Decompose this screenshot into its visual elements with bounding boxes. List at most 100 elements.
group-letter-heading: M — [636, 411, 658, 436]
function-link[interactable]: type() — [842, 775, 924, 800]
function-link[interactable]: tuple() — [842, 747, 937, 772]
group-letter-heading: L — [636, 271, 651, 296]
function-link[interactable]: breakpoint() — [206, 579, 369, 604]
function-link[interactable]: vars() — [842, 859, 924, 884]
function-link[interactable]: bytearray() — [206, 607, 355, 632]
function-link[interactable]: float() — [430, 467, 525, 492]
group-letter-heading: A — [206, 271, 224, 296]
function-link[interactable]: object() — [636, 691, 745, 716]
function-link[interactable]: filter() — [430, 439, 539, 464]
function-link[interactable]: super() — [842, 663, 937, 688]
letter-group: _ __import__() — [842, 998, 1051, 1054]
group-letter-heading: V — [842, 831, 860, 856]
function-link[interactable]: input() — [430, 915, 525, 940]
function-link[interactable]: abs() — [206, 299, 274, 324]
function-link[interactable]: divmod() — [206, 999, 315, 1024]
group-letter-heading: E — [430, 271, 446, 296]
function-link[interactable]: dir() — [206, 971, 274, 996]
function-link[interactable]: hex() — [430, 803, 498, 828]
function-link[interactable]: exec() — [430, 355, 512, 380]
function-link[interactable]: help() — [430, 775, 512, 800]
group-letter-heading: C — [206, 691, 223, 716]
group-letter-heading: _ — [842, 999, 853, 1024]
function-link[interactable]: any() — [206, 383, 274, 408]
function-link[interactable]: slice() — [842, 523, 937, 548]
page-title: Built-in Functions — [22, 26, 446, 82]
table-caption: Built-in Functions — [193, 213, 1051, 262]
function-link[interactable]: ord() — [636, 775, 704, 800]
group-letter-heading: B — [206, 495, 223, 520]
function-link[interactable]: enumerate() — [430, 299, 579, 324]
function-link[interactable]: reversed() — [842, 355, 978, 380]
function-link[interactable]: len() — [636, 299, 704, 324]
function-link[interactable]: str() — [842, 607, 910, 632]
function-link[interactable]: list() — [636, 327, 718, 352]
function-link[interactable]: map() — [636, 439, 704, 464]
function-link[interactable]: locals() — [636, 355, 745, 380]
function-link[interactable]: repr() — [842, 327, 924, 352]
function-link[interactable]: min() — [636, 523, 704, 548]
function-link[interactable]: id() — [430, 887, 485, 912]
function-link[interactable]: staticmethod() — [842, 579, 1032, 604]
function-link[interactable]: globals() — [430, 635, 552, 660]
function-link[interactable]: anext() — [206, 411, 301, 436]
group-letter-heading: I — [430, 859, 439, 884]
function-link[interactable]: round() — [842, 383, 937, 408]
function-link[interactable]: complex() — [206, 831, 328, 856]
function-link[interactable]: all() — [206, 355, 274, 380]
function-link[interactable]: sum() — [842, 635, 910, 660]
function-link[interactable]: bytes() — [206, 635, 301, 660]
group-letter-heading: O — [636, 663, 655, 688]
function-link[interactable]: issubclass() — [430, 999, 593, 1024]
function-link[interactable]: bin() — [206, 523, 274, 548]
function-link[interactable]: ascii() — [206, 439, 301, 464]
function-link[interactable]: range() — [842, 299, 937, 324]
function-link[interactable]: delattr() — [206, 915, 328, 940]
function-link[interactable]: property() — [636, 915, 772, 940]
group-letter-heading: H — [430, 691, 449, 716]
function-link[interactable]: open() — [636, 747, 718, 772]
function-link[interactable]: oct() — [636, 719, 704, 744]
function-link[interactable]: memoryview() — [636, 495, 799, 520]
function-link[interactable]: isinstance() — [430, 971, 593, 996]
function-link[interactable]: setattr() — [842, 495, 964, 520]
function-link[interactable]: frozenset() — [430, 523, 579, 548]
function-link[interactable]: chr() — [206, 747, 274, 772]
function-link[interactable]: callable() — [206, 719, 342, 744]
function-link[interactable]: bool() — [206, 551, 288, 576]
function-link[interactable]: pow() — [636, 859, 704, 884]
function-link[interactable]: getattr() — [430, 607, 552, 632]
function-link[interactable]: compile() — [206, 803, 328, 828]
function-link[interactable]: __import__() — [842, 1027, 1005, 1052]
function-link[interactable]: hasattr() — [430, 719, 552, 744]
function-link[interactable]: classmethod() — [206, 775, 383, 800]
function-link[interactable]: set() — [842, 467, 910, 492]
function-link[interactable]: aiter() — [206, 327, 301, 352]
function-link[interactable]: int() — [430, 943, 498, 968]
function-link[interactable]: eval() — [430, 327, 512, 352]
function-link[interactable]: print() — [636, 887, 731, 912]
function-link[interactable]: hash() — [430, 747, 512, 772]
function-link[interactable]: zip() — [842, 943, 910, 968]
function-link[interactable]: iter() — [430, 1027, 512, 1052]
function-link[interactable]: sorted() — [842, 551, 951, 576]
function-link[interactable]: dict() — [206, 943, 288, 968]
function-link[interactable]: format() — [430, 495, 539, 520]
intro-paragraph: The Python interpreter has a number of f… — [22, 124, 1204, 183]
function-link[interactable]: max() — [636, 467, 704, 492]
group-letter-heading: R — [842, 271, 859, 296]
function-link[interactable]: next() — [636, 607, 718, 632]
● ● ● ● ●
Exercise task:
Reproduce the records above in full, switching each occurrence of "group-letter-heading" to "section-heading" and leaving every other character unchanged.

Response:
Decompose this screenshot into its visual elements with bounding boxes. List at most 100 elements.
section-heading: M — [636, 411, 658, 436]
function-link[interactable]: type() — [842, 775, 924, 800]
function-link[interactable]: tuple() — [842, 747, 937, 772]
section-heading: L — [636, 271, 651, 296]
function-link[interactable]: breakpoint() — [206, 579, 369, 604]
function-link[interactable]: vars() — [842, 859, 924, 884]
function-link[interactable]: bytearray() — [206, 607, 355, 632]
function-link[interactable]: float() — [430, 467, 525, 492]
section-heading: A — [206, 271, 224, 296]
function-link[interactable]: object() — [636, 691, 745, 716]
function-link[interactable]: filter() — [430, 439, 539, 464]
function-link[interactable]: super() — [842, 663, 937, 688]
letter-group: _ __import__() — [842, 998, 1051, 1054]
section-heading: V — [842, 831, 860, 856]
function-link[interactable]: input() — [430, 915, 525, 940]
function-link[interactable]: abs() — [206, 299, 274, 324]
function-link[interactable]: divmod() — [206, 999, 315, 1024]
section-heading: E — [430, 271, 446, 296]
function-link[interactable]: dir() — [206, 971, 274, 996]
function-link[interactable]: hex() — [430, 803, 498, 828]
function-link[interactable]: exec() — [430, 355, 512, 380]
function-link[interactable]: help() — [430, 775, 512, 800]
section-heading: C — [206, 691, 223, 716]
section-heading: _ — [842, 999, 853, 1024]
function-link[interactable]: any() — [206, 383, 274, 408]
function-link[interactable]: slice() — [842, 523, 937, 548]
page-title: Built-in Functions — [22, 26, 446, 82]
table-caption: Built-in Functions — [193, 213, 1051, 262]
function-link[interactable]: ord() — [636, 775, 704, 800]
section-heading: B — [206, 495, 223, 520]
function-link[interactable]: enumerate() — [430, 299, 579, 324]
function-link[interactable]: reversed() — [842, 355, 978, 380]
function-link[interactable]: len() — [636, 299, 704, 324]
function-link[interactable]: str() — [842, 607, 910, 632]
function-link[interactable]: list() — [636, 327, 718, 352]
function-link[interactable]: map() — [636, 439, 704, 464]
function-link[interactable]: locals() — [636, 355, 745, 380]
function-link[interactable]: repr() — [842, 327, 924, 352]
function-link[interactable]: min() — [636, 523, 704, 548]
function-link[interactable]: id() — [430, 887, 485, 912]
function-link[interactable]: staticmethod() — [842, 579, 1032, 604]
function-link[interactable]: globals() — [430, 635, 552, 660]
function-link[interactable]: anext() — [206, 411, 301, 436]
section-heading: I — [430, 859, 439, 884]
function-link[interactable]: round() — [842, 383, 937, 408]
function-link[interactable]: complex() — [206, 831, 328, 856]
function-link[interactable]: all() — [206, 355, 274, 380]
function-link[interactable]: sum() — [842, 635, 910, 660]
function-link[interactable]: bytes() — [206, 635, 301, 660]
section-heading: O — [636, 663, 655, 688]
function-link[interactable]: issubclass() — [430, 999, 593, 1024]
function-link[interactable]: bin() — [206, 523, 274, 548]
function-link[interactable]: ascii() — [206, 439, 301, 464]
function-link[interactable]: range() — [842, 299, 937, 324]
function-link[interactable]: delattr() — [206, 915, 328, 940]
function-link[interactable]: property() — [636, 915, 772, 940]
section-heading: H — [430, 691, 449, 716]
function-link[interactable]: open() — [636, 747, 718, 772]
function-link[interactable]: oct() — [636, 719, 704, 744]
function-link[interactable]: memoryview() — [636, 495, 799, 520]
function-link[interactable]: isinstance() — [430, 971, 593, 996]
function-link[interactable]: setattr() — [842, 495, 964, 520]
function-link[interactable]: frozenset() — [430, 523, 579, 548]
function-link[interactable]: chr() — [206, 747, 274, 772]
function-link[interactable]: callable() — [206, 719, 342, 744]
function-link[interactable]: bool() — [206, 551, 288, 576]
function-link[interactable]: pow() — [636, 859, 704, 884]
function-link[interactable]: getattr() — [430, 607, 552, 632]
function-link[interactable]: compile() — [206, 803, 328, 828]
function-link[interactable]: __import__() — [842, 1027, 1005, 1052]
function-link[interactable]: hasattr() — [430, 719, 552, 744]
function-link[interactable]: classmethod() — [206, 775, 383, 800]
function-link[interactable]: set() — [842, 467, 910, 492]
function-link[interactable]: aiter() — [206, 327, 301, 352]
function-link[interactable]: int() — [430, 943, 498, 968]
function-link[interactable]: eval() — [430, 327, 512, 352]
function-link[interactable]: print() — [636, 887, 731, 912]
function-link[interactable]: hash() — [430, 747, 512, 772]
function-link[interactable]: zip() — [842, 943, 910, 968]
function-link[interactable]: iter() — [430, 1027, 512, 1052]
function-link[interactable]: sorted() — [842, 551, 951, 576]
function-link[interactable]: dict() — [206, 943, 288, 968]
function-link[interactable]: format() — [430, 495, 539, 520]
intro-paragraph: The Python interpreter has a number of f… — [22, 124, 1204, 183]
function-link[interactable]: max() — [636, 467, 704, 492]
section-heading: R — [842, 271, 859, 296]
function-link[interactable]: next() — [636, 607, 718, 632]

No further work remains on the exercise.